* _DATA TO USE_:
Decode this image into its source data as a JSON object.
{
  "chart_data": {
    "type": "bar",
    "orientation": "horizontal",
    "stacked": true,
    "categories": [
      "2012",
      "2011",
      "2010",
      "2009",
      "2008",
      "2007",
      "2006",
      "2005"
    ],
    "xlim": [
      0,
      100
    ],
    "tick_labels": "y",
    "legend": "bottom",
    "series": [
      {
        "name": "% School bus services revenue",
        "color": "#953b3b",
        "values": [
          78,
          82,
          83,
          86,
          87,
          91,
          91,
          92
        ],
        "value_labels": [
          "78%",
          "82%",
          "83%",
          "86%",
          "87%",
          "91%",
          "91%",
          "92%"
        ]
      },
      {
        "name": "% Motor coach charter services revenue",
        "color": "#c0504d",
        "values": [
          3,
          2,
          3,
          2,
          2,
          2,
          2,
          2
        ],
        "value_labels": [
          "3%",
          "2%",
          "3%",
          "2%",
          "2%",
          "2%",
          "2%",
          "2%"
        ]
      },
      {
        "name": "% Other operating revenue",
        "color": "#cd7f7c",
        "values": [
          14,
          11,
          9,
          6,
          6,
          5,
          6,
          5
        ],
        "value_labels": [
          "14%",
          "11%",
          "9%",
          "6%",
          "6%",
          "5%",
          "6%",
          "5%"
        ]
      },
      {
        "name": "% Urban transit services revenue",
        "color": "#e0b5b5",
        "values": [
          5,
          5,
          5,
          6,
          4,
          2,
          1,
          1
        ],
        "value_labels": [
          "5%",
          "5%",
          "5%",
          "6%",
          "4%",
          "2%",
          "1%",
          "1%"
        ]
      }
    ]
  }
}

* _AIM OF THE TASK_: Extract the full listing above without altering anything.

* _COMPLETE RESPONSE_:
Decode this image into its source data as a JSON object.
{
  "chart_data": {
    "type": "bar",
    "orientation": "horizontal",
    "stacked": true,
    "categories": [
      "2012",
      "2011",
      "2010",
      "2009",
      "2008",
      "2007",
      "2006",
      "2005"
    ],
    "xlim": [
      0,
      100
    ],
    "tick_labels": "y",
    "legend": "bottom",
    "series": [
      {
        "name": "% School bus services revenue",
        "color": "#953b3b",
        "values": [
          78,
          82,
          83,
          86,
          87,
          91,
          91,
          92
        ],
        "value_labels": [
          "78%",
          "82%",
          "83%",
          "86%",
          "87%",
          "91%",
          "91%",
          "92%"
        ]
      },
      {
        "name": "% Motor coach charter services revenue",
        "color": "#c0504d",
        "values": [
          3,
          2,
          3,
          2,
          2,
          2,
          2,
          2
        ],
        "value_labels": [
          "3%",
          "2%",
          "3%",
          "2%",
          "2%",
          "2%",
          "2%",
          "2%"
        ]
      },
      {
        "name": "% Other operating revenue",
        "color": "#cd7f7c",
        "values": [
          14,
          11,
          9,
          6,
          6,
          5,
          6,
          5
        ],
        "value_labels": [
          "14%",
          "11%",
          "9%",
          "6%",
          "6%",
          "5%",
          "6%",
          "5%"
        ]
      },
      {
        "name": "% Urban transit services revenue",
        "color": "#e0b5b5",
        "values": [
          5,
          5,
          5,
          6,
          4,
          2,
          1,
          1
        ],
        "value_labels": [
          "5%",
          "5%",
          "5%",
          "6%",
          "4%",
          "2%",
          "1%",
          "1%"
        ]
      }
    ]
  }
}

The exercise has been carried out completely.